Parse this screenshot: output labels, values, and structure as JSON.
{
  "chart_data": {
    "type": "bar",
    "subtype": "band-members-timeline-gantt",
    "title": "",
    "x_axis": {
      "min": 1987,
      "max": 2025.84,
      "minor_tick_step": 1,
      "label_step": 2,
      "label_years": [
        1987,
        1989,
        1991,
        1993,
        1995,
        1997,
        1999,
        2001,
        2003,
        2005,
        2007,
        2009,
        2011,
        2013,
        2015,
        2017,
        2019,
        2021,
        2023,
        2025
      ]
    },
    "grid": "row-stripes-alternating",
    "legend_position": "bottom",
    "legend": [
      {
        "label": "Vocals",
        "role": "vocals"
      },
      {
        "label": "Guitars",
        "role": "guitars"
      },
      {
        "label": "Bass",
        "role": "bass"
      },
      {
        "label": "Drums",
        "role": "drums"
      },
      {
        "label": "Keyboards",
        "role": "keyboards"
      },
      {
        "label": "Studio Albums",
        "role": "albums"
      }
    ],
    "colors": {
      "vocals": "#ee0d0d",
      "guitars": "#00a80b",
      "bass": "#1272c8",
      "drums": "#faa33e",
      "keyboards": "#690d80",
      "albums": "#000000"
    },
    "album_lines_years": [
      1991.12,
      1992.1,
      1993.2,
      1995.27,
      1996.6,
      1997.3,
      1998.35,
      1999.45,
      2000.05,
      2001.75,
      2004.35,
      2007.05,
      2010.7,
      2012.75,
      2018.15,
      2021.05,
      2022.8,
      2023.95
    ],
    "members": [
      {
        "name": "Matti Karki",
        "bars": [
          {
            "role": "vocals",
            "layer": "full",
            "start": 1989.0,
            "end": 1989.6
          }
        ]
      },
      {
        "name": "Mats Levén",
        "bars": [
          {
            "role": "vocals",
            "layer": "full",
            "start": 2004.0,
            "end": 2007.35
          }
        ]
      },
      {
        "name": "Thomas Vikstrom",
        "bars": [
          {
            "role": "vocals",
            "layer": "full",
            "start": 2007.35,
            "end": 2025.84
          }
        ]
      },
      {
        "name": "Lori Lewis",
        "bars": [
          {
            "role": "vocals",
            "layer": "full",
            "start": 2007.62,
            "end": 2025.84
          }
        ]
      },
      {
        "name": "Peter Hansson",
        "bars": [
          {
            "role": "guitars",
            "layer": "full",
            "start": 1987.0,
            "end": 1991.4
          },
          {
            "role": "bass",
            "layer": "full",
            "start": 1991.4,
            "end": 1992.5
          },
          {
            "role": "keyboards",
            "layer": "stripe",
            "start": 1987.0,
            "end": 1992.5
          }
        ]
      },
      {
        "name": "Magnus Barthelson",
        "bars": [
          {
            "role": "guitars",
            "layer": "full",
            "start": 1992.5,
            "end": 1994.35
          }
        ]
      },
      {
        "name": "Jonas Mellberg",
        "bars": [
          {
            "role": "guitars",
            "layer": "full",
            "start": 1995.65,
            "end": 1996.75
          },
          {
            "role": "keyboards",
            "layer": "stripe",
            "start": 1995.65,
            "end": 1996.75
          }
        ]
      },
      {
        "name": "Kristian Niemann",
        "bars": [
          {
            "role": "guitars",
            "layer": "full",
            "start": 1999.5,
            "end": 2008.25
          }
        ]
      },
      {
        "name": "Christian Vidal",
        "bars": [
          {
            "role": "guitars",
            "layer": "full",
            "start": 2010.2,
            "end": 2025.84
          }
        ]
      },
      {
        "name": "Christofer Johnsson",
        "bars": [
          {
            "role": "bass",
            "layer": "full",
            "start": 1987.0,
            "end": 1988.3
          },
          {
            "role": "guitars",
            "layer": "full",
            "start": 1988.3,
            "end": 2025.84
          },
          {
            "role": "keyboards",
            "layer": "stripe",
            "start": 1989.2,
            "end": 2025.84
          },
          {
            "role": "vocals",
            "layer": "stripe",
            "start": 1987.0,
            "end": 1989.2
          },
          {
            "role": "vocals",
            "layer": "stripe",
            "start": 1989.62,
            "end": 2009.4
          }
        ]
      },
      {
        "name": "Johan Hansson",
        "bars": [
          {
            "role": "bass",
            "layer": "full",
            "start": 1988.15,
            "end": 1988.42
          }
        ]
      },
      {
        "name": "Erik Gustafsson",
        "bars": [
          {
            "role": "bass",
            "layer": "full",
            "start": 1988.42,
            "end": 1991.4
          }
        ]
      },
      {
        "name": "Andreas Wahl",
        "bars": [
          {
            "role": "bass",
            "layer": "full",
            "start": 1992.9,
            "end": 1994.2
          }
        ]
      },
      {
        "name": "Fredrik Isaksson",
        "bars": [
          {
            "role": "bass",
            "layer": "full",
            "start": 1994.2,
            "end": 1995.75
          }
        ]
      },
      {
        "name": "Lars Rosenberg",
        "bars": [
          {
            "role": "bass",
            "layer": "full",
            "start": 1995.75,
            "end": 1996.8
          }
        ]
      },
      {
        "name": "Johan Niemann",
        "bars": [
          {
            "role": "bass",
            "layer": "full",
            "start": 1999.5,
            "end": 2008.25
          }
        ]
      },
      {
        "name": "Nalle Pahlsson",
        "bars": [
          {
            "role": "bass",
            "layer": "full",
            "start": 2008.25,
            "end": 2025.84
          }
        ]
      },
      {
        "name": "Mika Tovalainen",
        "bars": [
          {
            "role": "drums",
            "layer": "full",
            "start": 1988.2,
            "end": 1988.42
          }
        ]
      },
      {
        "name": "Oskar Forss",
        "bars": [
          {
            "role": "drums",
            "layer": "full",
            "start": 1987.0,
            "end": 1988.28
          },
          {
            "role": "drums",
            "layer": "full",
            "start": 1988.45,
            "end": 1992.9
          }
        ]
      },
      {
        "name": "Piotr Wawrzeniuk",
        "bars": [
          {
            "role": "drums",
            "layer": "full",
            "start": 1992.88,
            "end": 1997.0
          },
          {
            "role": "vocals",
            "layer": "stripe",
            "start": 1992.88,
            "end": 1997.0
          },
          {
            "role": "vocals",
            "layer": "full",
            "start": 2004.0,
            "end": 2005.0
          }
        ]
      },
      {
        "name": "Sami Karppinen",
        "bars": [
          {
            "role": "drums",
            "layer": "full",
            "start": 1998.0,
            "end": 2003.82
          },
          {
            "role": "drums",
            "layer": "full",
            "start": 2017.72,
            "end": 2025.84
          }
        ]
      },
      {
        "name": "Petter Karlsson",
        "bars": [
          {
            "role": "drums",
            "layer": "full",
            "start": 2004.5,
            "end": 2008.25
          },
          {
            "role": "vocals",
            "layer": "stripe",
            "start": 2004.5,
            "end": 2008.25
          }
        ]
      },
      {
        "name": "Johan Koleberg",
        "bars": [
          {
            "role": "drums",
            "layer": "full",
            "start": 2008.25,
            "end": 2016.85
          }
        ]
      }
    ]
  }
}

◆ What to work on:
Reproduce the material in full, with no word added or dropped.

◆ Output of the task:
Parse this screenshot: output labels, values, and structure as JSON.
{
  "chart_data": {
    "type": "bar",
    "subtype": "band-members-timeline-gantt",
    "title": "",
    "x_axis": {
      "min": 1987,
      "max": 2025.84,
      "minor_tick_step": 1,
      "label_step": 2,
      "label_years": [
        1987,
        1989,
        1991,
        1993,
        1995,
        1997,
        1999,
        2001,
        2003,
        2005,
        2007,
        2009,
        2011,
        2013,
        2015,
        2017,
        2019,
        2021,
        2023,
        2025
      ]
    },
    "grid": "row-stripes-alternating",
    "legend_position": "bottom",
    "legend": [
      {
        "label": "Vocals",
        "role": "vocals"
      },
      {
        "label": "Guitars",
        "role": "guitars"
      },
      {
        "label": "Bass",
        "role": "bass"
      },
      {
        "label": "Drums",
        "role": "drums"
      },
      {
        "label": "Keyboards",
        "role": "keyboards"
      },
      {
        "label": "Studio Albums",
        "role": "albums"
      }
    ],
    "colors": {
      "vocals": "#ee0d0d",
      "guitars": "#00a80b",
      "bass": "#1272c8",
      "drums": "#faa33e",
      "keyboards": "#690d80",
      "albums": "#000000"
    },
    "album_lines_years": [
      1991.12,
      1992.1,
      1993.2,
      1995.27,
      1996.6,
      1997.3,
      1998.35,
      1999.45,
      2000.05,
      2001.75,
      2004.35,
      2007.05,
      2010.7,
      2012.75,
      2018.15,
      2021.05,
      2022.8,
      2023.95
    ],
    "members": [
      {
        "name": "Matti Karki",
        "bars": [
          {
            "role": "vocals",
            "layer": "full",
            "start": 1989.0,
            "end": 1989.6
          }
        ]
      },
      {
        "name": "Mats Levén",
        "bars": [
          {
            "role": "vocals",
            "layer": "full",
            "start": 2004.0,
            "end": 2007.35
          }
        ]
      },
      {
        "name": "Thomas Vikstrom",
        "bars": [
          {
            "role": "vocals",
            "layer": "full",
            "start": 2007.35,
            "end": 2025.84
          }
        ]
      },
      {
        "name": "Lori Lewis",
        "bars": [
          {
            "role": "vocals",
            "layer": "full",
            "start": 2007.62,
            "end": 2025.84
          }
        ]
      },
      {
        "name": "Peter Hansson",
        "bars": [
          {
            "role": "guitars",
            "layer": "full",
            "start": 1987.0,
            "end": 1991.4
          },
          {
            "role": "bass",
            "layer": "full",
            "start": 1991.4,
            "end": 1992.5
          },
          {
            "role": "keyboards",
            "layer": "stripe",
            "start": 1987.0,
            "end": 1992.5
          }
        ]
      },
      {
        "name": "Magnus Barthelson",
        "bars": [
          {
            "role": "guitars",
            "layer": "full",
            "start": 1992.5,
            "end": 1994.35
          }
        ]
      },
      {
        "name": "Jonas Mellberg",
        "bars": [
          {
            "role": "guitars",
            "layer": "full",
            "start": 1995.65,
            "end": 1996.75
          },
          {
            "role": "keyboards",
            "layer": "stripe",
            "start": 1995.65,
            "end": 1996.75
          }
        ]
      },
      {
        "name": "Kristian Niemann",
        "bars": [
          {
            "role": "guitars",
            "layer": "full",
            "start": 1999.5,
            "end": 2008.25
          }
        ]
      },
      {
        "name": "Christian Vidal",
        "bars": [
          {
            "role": "guitars",
            "layer": "full",
            "start": 2010.2,
            "end": 2025.84
          }
        ]
      },
      {
        "name": "Christofer Johnsson",
        "bars": [
          {
            "role": "bass",
            "layer": "full",
            "start": 1987.0,
            "end": 1988.3
          },
          {
            "role": "guitars",
            "layer": "full",
            "start": 1988.3,
            "end": 2025.84
          },
          {
            "role": "keyboards",
            "layer": "stripe",
            "start": 1989.2,
            "end": 2025.84
          },
          {
            "role": "vocals",
            "layer": "stripe",
            "start": 1987.0,
            "end": 1989.2
          },
          {
            "role": "vocals",
            "layer": "stripe",
            "start": 1989.62,
            "end": 2009.4
          }
        ]
      },
      {
        "name": "Johan Hansson",
        "bars": [
          {
            "role": "bass",
            "layer": "full",
            "start": 1988.15,
            "end": 1988.42
          }
        ]
      },
      {
        "name": "Erik Gustafsson",
        "bars": [
          {
            "role": "bass",
            "layer": "full",
            "start": 1988.42,
            "end": 1991.4
          }
        ]
      },
      {
        "name": "Andreas Wahl",
        "bars": [
          {
            "role": "bass",
            "layer": "full",
            "start": 1992.9,
            "end": 1994.2
          }
        ]
      },
      {
        "name": "Fredrik Isaksson",
        "bars": [
          {
            "role": "bass",
            "layer": "full",
            "start": 1994.2,
            "end": 1995.75
          }
        ]
      },
      {
        "name": "Lars Rosenberg",
        "bars": [
          {
            "role": "bass",
            "layer": "full",
            "start": 1995.75,
            "end": 1996.8
          }
        ]
      },
      {
        "name": "Johan Niemann",
        "bars": [
          {
            "role": "bass",
            "layer": "full",
            "start": 1999.5,
            "end": 2008.25
          }
        ]
      },
      {
        "name": "Nalle Pahlsson",
        "bars": [
          {
            "role": "bass",
            "layer": "full",
            "start": 2008.25,
            "end": 2025.84
          }
        ]
      },
      {
        "name": "Mika Tovalainen",
        "bars": [
          {
            "role": "drums",
            "layer": "full",
            "start": 1988.2,
            "end": 1988.42
          }
        ]
      },
      {
        "name": "Oskar Forss",
        "bars": [
          {
            "role": "drums",
            "layer": "full",
            "start": 1987.0,
            "end": 1988.28
          },
          {
            "role": "drums",
            "layer": "full",
            "start": 1988.45,
            "end": 1992.9
          }
        ]
      },
      {
        "name": "Piotr Wawrzeniuk",
        "bars": [
          {
            "role": "drums",
            "layer": "full",
            "start": 1992.88,
            "end": 1997.0
          },
          {
            "role": "vocals",
            "layer": "stripe",
            "start": 1992.88,
            "end": 1997.0
          },
          {
            "role": "vocals",
            "layer": "full",
            "start": 2004.0,
            "end": 2005.0
          }
        ]
      },
      {
        "name": "Sami Karppinen",
        "bars": [
          {
            "role": "drums",
            "layer": "full",
            "start": 1998.0,
            "end": 2003.82
          },
          {
            "role": "drums",
            "layer": "full",
            "start": 2017.72,
            "end": 2025.84
          }
        ]
      },
      {
        "name": "Petter Karlsson",
        "bars": [
          {
            "role": "drums",
            "layer": "full",
            "start": 2004.5,
            "end": 2008.25
          },
          {
            "role": "vocals",
            "layer": "stripe",
            "start": 2004.5,
            "end": 2008.25
          }
        ]
      },
      {
        "name": "Johan Koleberg",
        "bars": [
          {
            "role": "drums",
            "layer": "full",
            "start": 2008.25,
            "end": 2016.85
          }
        ]
      }
    ]
  }
}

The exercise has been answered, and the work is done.